-- REQUIRED TASK --
Scan the data below and pick out the lines containing the word "Serenius".

-- SUPPLIED MATERIAL --
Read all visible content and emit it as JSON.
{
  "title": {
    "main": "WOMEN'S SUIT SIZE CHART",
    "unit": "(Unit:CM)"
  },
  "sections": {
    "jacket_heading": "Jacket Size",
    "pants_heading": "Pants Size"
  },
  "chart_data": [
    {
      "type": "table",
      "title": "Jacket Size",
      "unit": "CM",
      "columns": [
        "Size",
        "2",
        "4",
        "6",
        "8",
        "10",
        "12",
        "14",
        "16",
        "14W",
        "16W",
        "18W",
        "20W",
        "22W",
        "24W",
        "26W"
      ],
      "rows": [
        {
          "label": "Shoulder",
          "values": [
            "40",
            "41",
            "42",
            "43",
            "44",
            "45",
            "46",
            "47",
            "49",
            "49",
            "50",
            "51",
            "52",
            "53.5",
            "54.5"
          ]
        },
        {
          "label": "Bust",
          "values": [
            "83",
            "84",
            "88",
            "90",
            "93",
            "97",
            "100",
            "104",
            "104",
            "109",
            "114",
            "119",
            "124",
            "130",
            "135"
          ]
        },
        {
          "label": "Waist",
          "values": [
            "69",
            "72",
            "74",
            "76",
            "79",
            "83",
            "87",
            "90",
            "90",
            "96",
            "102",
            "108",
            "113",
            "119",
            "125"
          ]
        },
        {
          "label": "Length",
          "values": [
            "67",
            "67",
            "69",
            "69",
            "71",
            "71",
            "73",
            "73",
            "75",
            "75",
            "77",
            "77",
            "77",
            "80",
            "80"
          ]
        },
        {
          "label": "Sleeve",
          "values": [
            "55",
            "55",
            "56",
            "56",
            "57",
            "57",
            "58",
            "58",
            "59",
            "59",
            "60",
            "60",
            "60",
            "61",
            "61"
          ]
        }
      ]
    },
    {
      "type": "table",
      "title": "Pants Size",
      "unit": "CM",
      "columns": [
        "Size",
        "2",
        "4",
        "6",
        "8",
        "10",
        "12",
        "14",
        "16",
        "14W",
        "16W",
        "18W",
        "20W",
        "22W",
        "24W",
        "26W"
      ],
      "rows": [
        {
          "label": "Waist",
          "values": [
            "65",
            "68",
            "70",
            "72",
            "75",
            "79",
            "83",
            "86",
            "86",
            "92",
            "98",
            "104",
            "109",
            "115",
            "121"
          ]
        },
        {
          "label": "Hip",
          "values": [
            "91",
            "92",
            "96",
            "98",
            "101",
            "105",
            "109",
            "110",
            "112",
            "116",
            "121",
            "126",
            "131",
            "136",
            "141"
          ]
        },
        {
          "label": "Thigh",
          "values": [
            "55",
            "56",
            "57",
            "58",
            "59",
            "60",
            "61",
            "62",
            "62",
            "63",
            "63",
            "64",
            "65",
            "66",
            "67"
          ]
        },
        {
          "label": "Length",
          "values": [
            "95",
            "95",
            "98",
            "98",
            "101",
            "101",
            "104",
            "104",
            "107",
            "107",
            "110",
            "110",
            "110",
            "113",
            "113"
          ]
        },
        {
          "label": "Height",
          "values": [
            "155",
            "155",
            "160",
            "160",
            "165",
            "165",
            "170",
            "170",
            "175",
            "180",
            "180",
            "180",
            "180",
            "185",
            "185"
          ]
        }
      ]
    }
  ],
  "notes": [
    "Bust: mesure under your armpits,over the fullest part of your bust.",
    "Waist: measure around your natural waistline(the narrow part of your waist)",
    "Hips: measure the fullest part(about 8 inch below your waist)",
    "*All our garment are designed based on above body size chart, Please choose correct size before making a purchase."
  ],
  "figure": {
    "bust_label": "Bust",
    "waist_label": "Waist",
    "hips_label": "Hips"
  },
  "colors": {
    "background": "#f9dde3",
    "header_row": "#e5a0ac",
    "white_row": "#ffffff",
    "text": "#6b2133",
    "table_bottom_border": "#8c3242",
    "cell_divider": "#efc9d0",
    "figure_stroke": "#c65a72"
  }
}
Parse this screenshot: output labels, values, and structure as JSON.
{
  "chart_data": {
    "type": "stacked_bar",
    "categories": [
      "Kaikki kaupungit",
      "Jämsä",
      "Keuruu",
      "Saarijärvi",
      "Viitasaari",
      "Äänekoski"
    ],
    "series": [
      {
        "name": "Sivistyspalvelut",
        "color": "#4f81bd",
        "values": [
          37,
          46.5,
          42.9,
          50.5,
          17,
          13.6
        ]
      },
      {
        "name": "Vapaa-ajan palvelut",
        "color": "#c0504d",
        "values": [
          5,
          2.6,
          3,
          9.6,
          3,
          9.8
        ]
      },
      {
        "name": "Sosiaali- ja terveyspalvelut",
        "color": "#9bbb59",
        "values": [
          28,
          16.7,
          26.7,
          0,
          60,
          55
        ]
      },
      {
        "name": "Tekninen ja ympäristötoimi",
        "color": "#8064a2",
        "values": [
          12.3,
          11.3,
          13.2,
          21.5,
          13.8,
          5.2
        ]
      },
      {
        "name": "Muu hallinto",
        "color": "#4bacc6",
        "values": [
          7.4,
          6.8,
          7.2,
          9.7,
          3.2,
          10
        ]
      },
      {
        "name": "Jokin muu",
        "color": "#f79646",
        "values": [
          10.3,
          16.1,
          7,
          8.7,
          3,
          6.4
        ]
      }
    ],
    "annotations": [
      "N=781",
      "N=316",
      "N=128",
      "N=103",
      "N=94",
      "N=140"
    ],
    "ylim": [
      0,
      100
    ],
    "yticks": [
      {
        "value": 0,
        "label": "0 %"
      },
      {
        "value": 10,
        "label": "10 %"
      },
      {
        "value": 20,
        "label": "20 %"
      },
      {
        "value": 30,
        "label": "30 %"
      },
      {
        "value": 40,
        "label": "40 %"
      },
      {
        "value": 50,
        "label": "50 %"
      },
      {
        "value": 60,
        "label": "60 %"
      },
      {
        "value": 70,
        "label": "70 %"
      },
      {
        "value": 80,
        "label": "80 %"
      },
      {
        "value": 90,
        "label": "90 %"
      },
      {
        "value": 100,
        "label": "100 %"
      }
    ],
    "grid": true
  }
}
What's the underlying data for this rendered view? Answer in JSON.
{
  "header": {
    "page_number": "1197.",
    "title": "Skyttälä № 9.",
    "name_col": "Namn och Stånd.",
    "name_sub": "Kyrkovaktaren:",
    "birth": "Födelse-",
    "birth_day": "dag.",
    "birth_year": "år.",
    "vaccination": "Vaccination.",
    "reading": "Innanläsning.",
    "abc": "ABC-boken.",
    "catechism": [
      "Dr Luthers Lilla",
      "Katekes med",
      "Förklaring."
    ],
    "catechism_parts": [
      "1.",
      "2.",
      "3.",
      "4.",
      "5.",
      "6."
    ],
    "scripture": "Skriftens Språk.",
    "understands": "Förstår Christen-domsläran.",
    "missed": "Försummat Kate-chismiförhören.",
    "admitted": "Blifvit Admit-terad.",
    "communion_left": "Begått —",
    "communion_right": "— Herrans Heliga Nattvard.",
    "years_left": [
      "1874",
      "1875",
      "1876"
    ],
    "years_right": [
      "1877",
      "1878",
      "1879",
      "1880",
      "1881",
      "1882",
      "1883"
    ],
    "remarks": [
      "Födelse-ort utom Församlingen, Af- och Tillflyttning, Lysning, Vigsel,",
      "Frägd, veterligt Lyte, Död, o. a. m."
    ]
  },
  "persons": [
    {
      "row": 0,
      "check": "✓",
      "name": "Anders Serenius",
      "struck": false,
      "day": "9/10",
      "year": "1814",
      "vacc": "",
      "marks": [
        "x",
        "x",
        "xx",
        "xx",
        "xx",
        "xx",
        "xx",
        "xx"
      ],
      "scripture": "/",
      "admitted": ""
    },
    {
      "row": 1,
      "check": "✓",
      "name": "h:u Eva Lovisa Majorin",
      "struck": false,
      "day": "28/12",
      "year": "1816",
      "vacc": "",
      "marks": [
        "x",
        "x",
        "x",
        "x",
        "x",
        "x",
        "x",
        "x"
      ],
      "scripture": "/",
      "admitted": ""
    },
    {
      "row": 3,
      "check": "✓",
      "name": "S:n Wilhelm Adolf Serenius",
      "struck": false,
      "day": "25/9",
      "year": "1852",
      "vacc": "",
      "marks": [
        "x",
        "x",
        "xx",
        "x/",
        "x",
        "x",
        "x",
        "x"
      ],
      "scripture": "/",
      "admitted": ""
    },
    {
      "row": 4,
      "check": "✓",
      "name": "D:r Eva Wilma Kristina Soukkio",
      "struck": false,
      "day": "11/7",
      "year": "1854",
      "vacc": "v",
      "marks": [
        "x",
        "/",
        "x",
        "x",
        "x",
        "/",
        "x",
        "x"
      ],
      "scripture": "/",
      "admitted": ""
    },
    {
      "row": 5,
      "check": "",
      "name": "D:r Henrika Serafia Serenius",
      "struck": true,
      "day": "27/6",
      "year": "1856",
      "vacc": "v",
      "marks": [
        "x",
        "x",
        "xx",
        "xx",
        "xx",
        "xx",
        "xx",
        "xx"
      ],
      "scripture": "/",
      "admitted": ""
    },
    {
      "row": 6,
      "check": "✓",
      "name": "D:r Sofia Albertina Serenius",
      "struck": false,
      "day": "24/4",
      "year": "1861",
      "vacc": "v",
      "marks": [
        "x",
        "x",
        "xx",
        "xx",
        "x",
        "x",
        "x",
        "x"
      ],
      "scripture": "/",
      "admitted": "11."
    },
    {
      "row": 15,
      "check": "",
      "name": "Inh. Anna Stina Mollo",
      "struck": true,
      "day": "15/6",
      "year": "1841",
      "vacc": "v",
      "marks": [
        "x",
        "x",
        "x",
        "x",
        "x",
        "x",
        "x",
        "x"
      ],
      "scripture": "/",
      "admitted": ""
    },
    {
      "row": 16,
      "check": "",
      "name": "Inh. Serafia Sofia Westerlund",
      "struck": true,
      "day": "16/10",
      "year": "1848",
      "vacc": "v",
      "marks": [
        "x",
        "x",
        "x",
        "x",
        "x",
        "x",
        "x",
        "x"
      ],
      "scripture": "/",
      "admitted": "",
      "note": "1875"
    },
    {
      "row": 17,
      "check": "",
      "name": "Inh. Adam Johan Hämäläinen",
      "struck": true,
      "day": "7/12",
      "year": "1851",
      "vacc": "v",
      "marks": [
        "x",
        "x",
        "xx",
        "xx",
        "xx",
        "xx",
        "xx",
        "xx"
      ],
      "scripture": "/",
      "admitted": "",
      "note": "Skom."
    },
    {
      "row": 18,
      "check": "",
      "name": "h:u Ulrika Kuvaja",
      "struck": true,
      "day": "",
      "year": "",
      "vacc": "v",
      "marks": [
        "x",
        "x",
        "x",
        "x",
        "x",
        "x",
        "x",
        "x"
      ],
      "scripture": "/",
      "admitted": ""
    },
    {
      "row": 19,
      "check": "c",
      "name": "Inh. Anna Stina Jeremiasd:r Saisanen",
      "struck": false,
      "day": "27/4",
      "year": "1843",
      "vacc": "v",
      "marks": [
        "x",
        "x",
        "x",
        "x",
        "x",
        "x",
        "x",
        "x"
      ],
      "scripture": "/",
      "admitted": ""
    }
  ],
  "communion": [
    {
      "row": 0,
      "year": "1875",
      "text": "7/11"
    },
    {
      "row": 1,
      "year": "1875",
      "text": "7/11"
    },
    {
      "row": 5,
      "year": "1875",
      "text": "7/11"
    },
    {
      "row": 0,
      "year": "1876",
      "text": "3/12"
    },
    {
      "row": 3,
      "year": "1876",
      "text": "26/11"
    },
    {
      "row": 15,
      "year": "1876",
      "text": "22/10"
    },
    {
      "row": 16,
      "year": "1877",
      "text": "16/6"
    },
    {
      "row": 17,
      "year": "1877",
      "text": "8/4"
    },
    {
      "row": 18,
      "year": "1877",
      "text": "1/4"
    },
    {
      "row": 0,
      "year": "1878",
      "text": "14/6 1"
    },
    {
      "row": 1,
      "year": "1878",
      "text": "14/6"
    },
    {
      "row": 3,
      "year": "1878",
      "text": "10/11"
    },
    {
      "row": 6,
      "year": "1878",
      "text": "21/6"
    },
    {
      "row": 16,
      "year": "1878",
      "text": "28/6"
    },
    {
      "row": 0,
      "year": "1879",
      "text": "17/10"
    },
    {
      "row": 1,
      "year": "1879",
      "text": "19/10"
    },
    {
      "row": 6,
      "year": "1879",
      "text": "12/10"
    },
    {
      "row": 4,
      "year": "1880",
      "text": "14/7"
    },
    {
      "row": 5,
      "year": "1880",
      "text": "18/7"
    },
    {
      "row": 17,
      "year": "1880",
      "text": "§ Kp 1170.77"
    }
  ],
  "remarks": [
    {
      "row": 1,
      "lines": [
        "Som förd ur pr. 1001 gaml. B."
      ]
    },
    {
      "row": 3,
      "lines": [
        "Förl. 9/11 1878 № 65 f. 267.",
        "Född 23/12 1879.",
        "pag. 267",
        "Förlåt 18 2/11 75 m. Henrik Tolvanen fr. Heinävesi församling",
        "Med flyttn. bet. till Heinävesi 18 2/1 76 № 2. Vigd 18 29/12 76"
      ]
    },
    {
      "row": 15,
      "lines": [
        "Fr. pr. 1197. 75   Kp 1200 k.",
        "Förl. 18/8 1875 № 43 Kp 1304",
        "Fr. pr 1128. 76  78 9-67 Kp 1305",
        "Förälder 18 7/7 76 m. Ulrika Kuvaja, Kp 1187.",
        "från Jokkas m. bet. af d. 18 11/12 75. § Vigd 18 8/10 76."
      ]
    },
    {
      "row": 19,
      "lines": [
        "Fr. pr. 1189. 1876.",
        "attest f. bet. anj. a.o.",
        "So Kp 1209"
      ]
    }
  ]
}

-- SOLUTION TO THIS EXERCISE --
      "name": "Anders Serenius",
      "name": "S:n Wilhelm Adolf Serenius",
      "name": "D:r Henrika Serafia Serenius",
      "name": "D:r Sofia Albertina Serenius",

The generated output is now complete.